| What you are asked to do |
Copy the data exactly; pictures stay out of the copy.

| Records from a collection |
· · ·

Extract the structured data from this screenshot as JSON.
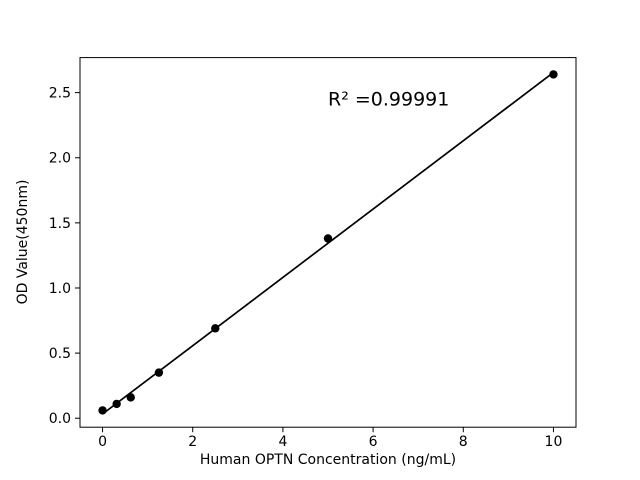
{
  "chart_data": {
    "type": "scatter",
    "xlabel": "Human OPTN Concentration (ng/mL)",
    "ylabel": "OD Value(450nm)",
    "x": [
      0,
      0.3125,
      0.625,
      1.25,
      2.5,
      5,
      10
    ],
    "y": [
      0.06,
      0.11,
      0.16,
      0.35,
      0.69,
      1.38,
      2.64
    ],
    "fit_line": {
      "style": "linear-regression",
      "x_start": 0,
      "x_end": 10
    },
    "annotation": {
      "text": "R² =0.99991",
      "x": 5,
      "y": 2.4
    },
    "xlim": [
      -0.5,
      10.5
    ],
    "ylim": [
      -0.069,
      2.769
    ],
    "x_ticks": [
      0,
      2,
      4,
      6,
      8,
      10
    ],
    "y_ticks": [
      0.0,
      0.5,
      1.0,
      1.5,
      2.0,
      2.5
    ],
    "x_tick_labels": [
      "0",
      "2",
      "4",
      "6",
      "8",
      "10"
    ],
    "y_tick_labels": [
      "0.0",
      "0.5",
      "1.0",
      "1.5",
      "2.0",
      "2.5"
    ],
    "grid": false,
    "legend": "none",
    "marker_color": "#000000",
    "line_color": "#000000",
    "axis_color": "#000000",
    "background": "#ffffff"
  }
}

· · ·

| The response |
Extract the structured data from this screenshot as JSON.
{
  "chart_data": {
    "type": "scatter",
    "xlabel": "Human OPTN Concentration (ng/mL)",
    "ylabel": "OD Value(450nm)",
    "x": [
      0,
      0.3125,
      0.625,
      1.25,
      2.5,
      5,
      10
    ],
    "y": [
      0.06,
      0.11,
      0.16,
      0.35,
      0.69,
      1.38,
      2.64
    ],
    "fit_line": {
      "style": "linear-regression",
      "x_start": 0,
      "x_end": 10
    },
    "annotation": {
      "text": "R² =0.99991",
      "x": 5,
      "y": 2.4
    },
    "xlim": [
      -0.5,
      10.5
    ],
    "ylim": [
      -0.069,
      2.769
    ],
    "x_ticks": [
      0,
      2,
      4,
      6,
      8,
      10
    ],
    "y_ticks": [
      0.0,
      0.5,
      1.0,
      1.5,
      2.0,
      2.5
    ],
    "x_tick_labels": [
      "0",
      "2",
      "4",
      "6",
      "8",
      "10"
    ],
    "y_tick_labels": [
      "0.0",
      "0.5",
      "1.0",
      "1.5",
      "2.0",
      "2.5"
    ],
    "grid": false,
    "legend": "none",
    "marker_color": "#000000",
    "line_color": "#000000",
    "axis_color": "#000000",
    "background": "#ffffff"
  }
}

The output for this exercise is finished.